Collected data entries:
--

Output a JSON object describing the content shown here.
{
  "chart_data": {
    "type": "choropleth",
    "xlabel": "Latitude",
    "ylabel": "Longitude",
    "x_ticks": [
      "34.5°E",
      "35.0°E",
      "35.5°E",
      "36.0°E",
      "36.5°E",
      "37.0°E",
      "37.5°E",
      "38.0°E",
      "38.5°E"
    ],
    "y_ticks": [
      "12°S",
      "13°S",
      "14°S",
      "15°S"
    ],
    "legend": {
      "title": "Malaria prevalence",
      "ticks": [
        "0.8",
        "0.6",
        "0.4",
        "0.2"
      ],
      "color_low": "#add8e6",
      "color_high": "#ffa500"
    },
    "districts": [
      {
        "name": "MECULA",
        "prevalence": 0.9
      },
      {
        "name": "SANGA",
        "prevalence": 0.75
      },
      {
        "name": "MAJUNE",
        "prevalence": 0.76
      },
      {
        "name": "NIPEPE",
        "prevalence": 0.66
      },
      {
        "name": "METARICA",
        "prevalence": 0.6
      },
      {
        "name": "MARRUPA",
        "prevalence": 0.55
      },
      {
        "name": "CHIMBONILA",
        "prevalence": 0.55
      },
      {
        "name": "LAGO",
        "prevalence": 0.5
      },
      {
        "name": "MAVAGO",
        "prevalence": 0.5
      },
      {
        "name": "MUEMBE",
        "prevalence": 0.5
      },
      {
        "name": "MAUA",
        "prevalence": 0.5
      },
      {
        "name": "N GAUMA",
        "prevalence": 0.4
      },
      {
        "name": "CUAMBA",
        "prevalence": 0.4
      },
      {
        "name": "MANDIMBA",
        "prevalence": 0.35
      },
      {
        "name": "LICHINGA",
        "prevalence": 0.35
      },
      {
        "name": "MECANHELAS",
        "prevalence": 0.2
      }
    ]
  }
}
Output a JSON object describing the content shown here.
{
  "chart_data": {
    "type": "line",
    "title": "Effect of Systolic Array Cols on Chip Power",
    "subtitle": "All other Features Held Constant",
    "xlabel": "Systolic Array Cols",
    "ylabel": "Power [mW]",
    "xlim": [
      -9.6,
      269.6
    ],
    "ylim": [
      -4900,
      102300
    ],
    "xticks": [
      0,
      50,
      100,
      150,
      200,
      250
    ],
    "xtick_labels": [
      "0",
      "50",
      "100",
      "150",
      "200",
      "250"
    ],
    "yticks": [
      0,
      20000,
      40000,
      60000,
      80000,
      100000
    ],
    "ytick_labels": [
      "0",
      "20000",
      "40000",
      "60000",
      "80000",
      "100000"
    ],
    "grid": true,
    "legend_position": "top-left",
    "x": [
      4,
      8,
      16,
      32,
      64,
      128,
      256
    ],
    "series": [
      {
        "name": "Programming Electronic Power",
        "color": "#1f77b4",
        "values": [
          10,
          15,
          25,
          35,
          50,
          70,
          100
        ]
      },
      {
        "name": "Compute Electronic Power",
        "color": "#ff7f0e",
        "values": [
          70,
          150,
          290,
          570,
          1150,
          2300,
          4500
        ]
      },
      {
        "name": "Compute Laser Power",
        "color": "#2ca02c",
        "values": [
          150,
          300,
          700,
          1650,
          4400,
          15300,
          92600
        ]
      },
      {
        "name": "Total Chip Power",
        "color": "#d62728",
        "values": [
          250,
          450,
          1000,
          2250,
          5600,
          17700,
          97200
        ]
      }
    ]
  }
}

--

| WRITTEN EXERCISE |
Gather all lines from the records above in which "Compute" appears.

| EXERCISE SOLUTION |
        "name": "Compute Electronic Power",
        "name": "Compute Laser Power",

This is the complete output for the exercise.